(Source data)

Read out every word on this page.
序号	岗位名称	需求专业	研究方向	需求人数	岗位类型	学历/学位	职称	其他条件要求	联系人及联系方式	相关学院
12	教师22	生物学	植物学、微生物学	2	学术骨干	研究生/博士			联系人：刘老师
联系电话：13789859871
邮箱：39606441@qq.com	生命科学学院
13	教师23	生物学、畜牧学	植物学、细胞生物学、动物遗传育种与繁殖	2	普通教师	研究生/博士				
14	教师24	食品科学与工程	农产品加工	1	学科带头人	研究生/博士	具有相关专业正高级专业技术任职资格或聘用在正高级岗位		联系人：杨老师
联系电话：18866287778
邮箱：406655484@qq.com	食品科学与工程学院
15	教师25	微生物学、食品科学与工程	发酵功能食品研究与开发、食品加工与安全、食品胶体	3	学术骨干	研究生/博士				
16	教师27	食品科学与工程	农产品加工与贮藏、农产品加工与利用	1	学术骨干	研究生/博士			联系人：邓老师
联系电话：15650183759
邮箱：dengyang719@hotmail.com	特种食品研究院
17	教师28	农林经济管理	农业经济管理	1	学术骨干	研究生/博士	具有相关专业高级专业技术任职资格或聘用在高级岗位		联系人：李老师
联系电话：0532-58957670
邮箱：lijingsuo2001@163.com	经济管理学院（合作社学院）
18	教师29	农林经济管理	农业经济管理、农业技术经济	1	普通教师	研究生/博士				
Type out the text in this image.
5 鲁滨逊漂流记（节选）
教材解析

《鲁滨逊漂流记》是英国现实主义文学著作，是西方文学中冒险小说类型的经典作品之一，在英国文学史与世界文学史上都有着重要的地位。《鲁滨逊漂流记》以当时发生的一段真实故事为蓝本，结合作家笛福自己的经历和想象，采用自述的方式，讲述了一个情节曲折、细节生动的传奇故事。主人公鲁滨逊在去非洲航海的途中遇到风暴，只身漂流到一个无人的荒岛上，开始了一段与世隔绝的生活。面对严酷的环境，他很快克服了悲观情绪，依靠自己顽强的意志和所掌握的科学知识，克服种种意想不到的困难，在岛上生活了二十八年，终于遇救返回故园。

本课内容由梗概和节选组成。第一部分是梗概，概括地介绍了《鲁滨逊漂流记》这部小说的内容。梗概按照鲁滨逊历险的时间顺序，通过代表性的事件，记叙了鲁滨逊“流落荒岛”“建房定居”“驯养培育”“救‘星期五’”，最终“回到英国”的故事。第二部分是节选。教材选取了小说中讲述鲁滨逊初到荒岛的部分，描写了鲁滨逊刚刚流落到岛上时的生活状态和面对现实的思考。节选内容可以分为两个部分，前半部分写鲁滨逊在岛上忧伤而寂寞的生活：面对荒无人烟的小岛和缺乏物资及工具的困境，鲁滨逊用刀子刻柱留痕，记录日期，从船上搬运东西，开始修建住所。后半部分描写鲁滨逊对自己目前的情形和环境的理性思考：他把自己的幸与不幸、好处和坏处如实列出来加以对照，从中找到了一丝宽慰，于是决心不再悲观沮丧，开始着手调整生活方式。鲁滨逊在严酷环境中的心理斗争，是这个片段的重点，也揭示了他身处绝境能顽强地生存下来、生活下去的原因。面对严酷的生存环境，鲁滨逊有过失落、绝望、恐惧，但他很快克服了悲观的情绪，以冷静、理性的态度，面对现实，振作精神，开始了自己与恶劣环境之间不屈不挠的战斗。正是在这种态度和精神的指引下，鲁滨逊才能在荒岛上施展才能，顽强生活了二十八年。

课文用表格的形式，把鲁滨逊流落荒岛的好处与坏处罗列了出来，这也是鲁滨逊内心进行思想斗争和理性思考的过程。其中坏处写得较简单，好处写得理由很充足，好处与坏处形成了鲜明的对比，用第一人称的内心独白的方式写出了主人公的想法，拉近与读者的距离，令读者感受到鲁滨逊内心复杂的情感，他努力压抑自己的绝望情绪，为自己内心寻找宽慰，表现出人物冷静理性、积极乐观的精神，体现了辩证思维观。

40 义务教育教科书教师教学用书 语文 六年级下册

■ Exercise brief: Examine the records and report how many lines contain the string "农业经济管理". Only the number should be given.

■ Solution to the exercise: 2